Transcribe the tail of the listing: start at the line containing "Read the values" and stop after the last line, keeping every character as is and adding nothing.
────
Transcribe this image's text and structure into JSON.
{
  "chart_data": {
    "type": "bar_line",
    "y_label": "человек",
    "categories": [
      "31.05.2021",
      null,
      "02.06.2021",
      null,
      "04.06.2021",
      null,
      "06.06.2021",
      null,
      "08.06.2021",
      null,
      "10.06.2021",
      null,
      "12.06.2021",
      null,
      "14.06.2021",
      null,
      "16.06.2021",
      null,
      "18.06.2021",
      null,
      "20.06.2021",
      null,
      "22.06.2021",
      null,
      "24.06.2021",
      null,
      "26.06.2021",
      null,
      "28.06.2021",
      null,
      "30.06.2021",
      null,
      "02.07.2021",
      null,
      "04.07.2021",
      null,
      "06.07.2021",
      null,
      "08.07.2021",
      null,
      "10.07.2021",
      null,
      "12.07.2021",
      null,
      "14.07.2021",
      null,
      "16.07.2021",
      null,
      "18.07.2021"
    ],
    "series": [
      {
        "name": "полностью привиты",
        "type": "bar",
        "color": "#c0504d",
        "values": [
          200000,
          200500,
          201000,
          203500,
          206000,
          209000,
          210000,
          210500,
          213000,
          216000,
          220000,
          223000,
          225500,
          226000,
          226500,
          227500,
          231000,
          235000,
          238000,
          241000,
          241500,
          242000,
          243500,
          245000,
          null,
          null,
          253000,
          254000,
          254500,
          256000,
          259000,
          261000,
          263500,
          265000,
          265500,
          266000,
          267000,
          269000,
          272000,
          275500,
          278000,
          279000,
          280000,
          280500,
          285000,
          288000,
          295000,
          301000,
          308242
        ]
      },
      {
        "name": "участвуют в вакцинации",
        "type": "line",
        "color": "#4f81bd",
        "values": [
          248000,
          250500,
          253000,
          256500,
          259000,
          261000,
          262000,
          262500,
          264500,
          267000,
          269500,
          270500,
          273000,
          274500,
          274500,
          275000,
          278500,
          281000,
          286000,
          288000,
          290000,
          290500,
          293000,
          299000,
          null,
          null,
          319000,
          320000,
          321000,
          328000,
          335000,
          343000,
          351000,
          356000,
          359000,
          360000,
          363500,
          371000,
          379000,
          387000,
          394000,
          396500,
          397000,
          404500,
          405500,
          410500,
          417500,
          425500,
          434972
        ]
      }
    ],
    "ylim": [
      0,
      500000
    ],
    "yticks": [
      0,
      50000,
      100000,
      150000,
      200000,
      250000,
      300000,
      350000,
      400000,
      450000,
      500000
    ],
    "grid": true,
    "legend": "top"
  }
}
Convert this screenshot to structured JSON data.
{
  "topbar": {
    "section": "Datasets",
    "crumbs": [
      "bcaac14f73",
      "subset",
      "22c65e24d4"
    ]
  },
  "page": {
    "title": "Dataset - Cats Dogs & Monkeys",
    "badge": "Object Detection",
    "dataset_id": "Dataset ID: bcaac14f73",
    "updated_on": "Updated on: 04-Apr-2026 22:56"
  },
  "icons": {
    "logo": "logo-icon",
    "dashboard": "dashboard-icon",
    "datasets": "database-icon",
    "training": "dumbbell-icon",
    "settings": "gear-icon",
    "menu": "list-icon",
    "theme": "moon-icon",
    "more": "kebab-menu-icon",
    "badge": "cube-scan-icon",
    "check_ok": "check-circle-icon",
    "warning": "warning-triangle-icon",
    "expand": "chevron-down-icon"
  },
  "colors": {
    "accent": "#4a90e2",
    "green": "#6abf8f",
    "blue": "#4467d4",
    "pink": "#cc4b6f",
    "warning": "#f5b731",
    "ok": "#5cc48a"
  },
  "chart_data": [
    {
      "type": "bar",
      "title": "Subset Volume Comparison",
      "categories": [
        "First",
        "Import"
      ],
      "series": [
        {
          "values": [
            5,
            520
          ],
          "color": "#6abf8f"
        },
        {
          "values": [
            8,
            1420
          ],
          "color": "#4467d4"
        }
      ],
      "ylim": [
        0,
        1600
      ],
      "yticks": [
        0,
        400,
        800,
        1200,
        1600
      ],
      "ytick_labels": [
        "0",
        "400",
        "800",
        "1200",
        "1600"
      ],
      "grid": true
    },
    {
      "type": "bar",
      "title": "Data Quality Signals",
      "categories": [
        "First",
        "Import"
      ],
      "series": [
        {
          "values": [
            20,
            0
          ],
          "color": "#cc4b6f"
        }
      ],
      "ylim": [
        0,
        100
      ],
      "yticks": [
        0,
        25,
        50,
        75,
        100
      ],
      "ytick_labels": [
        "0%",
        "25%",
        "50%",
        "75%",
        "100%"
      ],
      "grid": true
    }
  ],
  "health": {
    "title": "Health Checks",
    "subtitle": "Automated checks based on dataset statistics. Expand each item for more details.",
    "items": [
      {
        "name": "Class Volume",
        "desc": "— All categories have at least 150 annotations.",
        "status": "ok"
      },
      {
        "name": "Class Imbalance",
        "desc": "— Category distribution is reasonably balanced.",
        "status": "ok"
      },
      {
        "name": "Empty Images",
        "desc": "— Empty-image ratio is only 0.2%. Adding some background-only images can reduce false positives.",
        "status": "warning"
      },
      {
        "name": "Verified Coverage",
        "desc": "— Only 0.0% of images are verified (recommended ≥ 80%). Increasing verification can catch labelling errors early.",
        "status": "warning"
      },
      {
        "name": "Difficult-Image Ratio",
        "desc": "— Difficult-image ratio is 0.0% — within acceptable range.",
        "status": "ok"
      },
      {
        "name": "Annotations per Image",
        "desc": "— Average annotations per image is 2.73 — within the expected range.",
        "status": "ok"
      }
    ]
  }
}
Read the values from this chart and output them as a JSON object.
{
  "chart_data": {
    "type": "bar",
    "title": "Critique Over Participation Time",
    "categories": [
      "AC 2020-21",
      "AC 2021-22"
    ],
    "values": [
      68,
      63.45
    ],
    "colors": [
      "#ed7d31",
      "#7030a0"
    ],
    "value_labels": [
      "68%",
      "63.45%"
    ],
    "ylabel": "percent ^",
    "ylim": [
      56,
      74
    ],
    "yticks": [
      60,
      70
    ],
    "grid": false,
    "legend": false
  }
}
────
SOLUTION TO THE PROBLEM
Read the values from this chart and output them as a JSON object.
{
  "chart_data": {
    "type": "bar",
    "title": "Critique Over Participation Time",
    "categories": [
      "AC 2020-21",
      "AC 2021-22"
    ],
    "values": [
      68,
      63.45
    ],
    "colors": [
      "#ed7d31",
      "#7030a0"
    ],
    "value_labels": [
      "68%",
      "63.45%"
    ],
    "ylabel": "percent ^",
    "ylim": [
      56,
      74
    ],
    "yticks": [
      60,
      70
    ],
    "grid": false,
    "legend": false
  }
}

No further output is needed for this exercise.